### [Exercise details]
Below is a block of records; repeat all of them exactly.
▬▬▬▬▬▬▬▬▬▬
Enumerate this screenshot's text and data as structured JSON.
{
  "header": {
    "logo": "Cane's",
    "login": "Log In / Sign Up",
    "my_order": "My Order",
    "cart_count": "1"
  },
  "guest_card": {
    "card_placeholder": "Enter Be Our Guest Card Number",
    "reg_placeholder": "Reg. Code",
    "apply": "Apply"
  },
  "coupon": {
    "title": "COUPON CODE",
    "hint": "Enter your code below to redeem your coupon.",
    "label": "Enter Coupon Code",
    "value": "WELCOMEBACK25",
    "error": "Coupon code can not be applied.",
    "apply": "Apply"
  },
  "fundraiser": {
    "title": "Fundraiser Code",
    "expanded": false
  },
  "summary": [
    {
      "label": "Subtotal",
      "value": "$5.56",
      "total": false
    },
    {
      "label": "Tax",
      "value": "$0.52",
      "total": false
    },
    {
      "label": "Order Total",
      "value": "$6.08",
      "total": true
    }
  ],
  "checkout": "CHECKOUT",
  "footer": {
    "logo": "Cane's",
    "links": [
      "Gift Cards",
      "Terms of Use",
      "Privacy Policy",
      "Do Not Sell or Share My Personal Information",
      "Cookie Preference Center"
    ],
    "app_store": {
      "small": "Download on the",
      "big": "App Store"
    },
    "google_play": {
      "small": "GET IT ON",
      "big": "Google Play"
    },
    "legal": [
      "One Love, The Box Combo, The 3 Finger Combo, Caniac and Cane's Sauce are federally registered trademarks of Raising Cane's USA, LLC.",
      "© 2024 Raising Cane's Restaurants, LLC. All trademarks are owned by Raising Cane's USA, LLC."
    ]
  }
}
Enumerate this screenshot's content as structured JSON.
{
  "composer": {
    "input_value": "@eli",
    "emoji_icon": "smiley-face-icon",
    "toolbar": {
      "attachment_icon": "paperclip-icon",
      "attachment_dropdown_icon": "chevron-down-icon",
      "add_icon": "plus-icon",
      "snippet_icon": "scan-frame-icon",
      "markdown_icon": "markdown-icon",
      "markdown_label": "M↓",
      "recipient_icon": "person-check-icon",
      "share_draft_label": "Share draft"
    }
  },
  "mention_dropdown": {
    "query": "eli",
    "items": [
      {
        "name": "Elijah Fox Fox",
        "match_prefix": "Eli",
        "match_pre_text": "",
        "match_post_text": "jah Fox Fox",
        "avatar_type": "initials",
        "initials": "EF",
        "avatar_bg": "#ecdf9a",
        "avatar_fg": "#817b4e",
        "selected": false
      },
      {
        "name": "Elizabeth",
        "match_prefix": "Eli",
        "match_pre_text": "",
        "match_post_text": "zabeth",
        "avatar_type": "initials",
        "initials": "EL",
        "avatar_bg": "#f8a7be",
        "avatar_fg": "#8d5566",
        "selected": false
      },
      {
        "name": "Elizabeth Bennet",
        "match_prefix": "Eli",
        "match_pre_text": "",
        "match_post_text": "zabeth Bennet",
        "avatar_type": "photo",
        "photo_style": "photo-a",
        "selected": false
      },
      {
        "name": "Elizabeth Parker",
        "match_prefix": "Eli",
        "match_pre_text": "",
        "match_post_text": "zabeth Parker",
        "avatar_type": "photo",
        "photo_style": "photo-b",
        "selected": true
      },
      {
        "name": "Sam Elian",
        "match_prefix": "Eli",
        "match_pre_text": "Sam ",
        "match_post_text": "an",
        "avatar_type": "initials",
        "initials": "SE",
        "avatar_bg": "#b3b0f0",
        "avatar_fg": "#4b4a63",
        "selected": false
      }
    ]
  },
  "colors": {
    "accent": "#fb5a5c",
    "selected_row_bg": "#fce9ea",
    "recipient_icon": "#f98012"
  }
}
▬▬▬▬▬▬▬▬▬▬
### [Answer in full]
Enumerate this screenshot's text and data as structured JSON.
{
  "header": {
    "logo": "Cane's",
    "login": "Log In / Sign Up",
    "my_order": "My Order",
    "cart_count": "1"
  },
  "guest_card": {
    "card_placeholder": "Enter Be Our Guest Card Number",
    "reg_placeholder": "Reg. Code",
    "apply": "Apply"
  },
  "coupon": {
    "title": "COUPON CODE",
    "hint": "Enter your code below to redeem your coupon.",
    "label": "Enter Coupon Code",
    "value": "WELCOMEBACK25",
    "error": "Coupon code can not be applied.",
    "apply": "Apply"
  },
  "fundraiser": {
    "title": "Fundraiser Code",
    "expanded": false
  },
  "summary": [
    {
      "label": "Subtotal",
      "value": "$5.56",
      "total": false
    },
    {
      "label": "Tax",
      "value": "$0.52",
      "total": false
    },
    {
      "label": "Order Total",
      "value": "$6.08",
      "total": true
    }
  ],
  "checkout": "CHECKOUT",
  "footer": {
    "logo": "Cane's",
    "links": [
      "Gift Cards",
      "Terms of Use",
      "Privacy Policy",
      "Do Not Sell or Share My Personal Information",
      "Cookie Preference Center"
    ],
    "app_store": {
      "small": "Download on the",
      "big": "App Store"
    },
    "google_play": {
      "small": "GET IT ON",
      "big": "Google Play"
    },
    "legal": [
      "One Love, The Box Combo, The 3 Finger Combo, Caniac and Cane's Sauce are federally registered trademarks of Raising Cane's USA, LLC.",
      "© 2024 Raising Cane's Restaurants, LLC. All trademarks are owned by Raising Cane's USA, LLC."
    ]
  }
}
Enumerate this screenshot's content as structured JSON.
{
  "composer": {
    "input_value": "@eli",
    "emoji_icon": "smiley-face-icon",
    "toolbar": {
      "attachment_icon": "paperclip-icon",
      "attachment_dropdown_icon": "chevron-down-icon",
      "add_icon": "plus-icon",
      "snippet_icon": "scan-frame-icon",
      "markdown_icon": "markdown-icon",
      "markdown_label": "M↓",
      "recipient_icon": "person-check-icon",
      "share_draft_label": "Share draft"
    }
  },
  "mention_dropdown": {
    "query": "eli",
    "items": [
      {
        "name": "Elijah Fox Fox",
        "match_prefix": "Eli",
        "match_pre_text": "",
        "match_post_text": "jah Fox Fox",
        "avatar_type": "initials",
        "initials": "EF",
        "avatar_bg": "#ecdf9a",
        "avatar_fg": "#817b4e",
        "selected": false
      },
      {
        "name": "Elizabeth",
        "match_prefix": "Eli",
        "match_pre_text": "",
        "match_post_text": "zabeth",
        "avatar_type": "initials",
        "initials": "EL",
        "avatar_bg": "#f8a7be",
        "avatar_fg": "#8d5566",
        "selected": false
      },
      {
        "name": "Elizabeth Bennet",
        "match_prefix": "Eli",
        "match_pre_text": "",
        "match_post_text": "zabeth Bennet",
        "avatar_type": "photo",
        "photo_style": "photo-a",
        "selected": false
      },
      {
        "name": "Elizabeth Parker",
        "match_prefix": "Eli",
        "match_pre_text": "",
        "match_post_text": "zabeth Parker",
        "avatar_type": "photo",
        "photo_style": "photo-b",
        "selected": true
      },
      {
        "name": "Sam Elian",
        "match_prefix": "Eli",
        "match_pre_text": "Sam ",
        "match_post_text": "an",
        "avatar_type": "initials",
        "initials": "SE",
        "avatar_bg": "#b3b0f0",
        "avatar_fg": "#4b4a63",
        "selected": false
      }
    ]
  },
  "colors": {
    "accent": "#fb5a5c",
    "selected_row_bg": "#fce9ea",
    "recipient_icon": "#f98012"
  }
}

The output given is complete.